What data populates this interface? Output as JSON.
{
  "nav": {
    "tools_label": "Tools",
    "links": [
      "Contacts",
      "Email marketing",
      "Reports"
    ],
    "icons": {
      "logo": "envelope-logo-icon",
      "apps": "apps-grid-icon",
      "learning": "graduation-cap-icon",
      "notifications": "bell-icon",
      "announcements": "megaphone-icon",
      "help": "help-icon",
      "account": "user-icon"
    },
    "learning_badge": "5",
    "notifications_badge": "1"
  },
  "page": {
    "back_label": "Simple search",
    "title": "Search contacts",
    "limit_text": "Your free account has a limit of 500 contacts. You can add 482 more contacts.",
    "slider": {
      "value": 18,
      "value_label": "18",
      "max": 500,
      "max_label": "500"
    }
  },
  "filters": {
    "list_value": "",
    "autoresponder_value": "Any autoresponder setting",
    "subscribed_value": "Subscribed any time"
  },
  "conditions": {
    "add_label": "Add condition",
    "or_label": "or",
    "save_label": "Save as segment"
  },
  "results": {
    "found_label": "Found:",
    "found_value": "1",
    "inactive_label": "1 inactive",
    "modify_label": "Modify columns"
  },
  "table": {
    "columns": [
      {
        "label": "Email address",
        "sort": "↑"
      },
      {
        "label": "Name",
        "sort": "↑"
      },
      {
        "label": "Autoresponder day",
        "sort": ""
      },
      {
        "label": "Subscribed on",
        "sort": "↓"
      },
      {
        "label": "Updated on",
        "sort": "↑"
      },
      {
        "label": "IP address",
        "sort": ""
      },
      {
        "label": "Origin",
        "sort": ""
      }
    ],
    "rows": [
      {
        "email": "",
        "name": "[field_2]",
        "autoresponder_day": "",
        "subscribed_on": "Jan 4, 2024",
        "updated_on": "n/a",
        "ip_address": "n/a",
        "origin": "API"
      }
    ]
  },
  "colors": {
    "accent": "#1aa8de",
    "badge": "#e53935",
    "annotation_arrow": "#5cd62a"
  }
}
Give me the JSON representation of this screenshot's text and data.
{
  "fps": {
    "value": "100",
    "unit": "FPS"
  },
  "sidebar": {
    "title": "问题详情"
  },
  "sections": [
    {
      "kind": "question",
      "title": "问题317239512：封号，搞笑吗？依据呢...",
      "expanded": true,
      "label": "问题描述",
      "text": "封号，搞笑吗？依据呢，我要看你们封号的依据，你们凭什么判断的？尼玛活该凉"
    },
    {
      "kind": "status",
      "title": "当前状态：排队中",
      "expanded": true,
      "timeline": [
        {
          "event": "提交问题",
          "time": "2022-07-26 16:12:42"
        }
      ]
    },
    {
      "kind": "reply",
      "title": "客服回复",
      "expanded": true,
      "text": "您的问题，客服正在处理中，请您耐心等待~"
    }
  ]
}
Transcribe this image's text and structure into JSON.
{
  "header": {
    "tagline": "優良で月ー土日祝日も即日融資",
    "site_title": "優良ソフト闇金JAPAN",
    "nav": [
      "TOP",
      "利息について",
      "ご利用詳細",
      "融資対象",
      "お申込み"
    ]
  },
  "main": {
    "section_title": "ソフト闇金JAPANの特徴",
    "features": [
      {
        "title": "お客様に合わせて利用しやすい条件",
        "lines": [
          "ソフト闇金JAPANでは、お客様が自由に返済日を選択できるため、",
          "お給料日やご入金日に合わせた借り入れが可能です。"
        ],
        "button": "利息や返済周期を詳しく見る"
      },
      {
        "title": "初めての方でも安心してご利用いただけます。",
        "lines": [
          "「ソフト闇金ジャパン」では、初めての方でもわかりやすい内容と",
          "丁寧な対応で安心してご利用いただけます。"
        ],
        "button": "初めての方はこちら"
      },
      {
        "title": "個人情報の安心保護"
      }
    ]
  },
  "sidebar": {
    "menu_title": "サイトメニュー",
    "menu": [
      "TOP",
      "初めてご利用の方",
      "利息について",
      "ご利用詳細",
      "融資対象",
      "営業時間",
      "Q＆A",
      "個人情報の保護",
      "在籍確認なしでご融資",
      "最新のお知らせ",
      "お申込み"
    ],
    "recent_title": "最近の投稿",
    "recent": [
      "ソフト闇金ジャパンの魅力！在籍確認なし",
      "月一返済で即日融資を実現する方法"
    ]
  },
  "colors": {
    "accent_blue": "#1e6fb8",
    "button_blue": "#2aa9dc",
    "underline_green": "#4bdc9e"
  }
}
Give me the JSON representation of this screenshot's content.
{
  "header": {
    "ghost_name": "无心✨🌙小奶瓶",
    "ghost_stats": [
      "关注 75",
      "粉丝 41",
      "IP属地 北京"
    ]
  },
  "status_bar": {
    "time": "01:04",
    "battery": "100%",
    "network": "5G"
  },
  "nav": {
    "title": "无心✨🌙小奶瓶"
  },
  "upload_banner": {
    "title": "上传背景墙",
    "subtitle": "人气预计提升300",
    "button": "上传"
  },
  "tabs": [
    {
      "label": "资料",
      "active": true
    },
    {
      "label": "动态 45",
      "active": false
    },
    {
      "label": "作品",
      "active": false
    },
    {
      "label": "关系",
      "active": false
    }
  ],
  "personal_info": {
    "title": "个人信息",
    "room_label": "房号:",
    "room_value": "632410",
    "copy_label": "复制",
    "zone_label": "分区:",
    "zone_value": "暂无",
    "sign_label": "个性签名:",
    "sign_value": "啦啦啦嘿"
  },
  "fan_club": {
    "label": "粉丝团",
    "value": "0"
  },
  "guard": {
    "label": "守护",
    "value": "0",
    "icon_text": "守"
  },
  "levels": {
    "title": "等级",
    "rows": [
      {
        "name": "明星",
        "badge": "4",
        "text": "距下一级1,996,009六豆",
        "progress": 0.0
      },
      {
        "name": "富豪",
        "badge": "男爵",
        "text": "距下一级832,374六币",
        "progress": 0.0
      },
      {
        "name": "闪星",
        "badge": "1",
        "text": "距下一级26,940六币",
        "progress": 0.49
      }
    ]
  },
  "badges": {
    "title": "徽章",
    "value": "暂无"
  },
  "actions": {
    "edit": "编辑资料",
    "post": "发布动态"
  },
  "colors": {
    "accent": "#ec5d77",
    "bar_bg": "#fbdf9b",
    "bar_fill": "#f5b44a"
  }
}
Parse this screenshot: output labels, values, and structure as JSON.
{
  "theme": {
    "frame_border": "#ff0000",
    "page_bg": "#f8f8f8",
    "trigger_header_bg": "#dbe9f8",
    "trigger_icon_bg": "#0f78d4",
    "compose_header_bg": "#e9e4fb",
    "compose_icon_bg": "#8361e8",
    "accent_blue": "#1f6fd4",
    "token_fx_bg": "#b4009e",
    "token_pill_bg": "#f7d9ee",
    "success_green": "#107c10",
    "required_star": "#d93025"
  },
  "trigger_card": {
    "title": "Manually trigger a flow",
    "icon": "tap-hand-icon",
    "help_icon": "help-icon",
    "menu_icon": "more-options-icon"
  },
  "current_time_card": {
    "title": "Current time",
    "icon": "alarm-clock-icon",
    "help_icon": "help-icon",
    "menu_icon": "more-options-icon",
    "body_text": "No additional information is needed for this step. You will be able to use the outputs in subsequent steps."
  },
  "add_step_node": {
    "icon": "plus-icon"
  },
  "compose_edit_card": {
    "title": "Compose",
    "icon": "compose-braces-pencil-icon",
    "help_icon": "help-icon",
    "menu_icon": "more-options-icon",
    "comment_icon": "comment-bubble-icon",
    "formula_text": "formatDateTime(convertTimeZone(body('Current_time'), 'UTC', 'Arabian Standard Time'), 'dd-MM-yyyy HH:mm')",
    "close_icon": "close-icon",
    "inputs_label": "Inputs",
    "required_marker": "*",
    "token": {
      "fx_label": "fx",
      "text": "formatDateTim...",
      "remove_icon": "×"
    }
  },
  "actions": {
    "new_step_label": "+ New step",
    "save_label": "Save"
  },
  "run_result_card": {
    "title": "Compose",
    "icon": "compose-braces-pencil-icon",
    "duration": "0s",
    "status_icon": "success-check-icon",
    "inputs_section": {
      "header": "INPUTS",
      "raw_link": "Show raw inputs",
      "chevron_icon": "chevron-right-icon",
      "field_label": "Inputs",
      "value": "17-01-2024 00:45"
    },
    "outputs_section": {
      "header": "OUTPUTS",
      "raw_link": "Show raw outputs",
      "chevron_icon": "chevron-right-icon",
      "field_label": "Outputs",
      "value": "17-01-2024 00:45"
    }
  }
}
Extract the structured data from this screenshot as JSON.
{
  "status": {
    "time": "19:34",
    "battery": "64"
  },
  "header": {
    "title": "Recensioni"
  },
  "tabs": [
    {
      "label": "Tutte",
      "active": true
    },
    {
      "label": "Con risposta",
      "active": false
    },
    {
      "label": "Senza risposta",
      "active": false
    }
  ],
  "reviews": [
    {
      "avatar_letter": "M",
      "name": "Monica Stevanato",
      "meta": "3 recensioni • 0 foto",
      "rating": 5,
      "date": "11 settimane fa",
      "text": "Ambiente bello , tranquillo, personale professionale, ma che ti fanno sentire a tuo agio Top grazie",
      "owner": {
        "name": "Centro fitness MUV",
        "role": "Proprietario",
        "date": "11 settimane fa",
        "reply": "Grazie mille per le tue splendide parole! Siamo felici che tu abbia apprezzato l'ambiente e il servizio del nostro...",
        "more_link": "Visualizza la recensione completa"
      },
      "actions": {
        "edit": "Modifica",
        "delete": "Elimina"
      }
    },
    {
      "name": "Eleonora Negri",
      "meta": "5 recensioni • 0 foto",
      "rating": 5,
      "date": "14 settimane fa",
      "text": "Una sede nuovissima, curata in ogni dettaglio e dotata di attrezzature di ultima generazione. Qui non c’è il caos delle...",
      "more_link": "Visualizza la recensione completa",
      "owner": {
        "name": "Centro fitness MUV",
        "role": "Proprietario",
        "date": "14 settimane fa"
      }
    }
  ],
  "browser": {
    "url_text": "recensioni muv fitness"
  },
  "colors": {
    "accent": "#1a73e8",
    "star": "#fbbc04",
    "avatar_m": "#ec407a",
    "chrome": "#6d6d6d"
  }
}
....
*Exercise objective:*
Report only how many lines of the listing hold the word "JSON".

*Finished exercise:*
6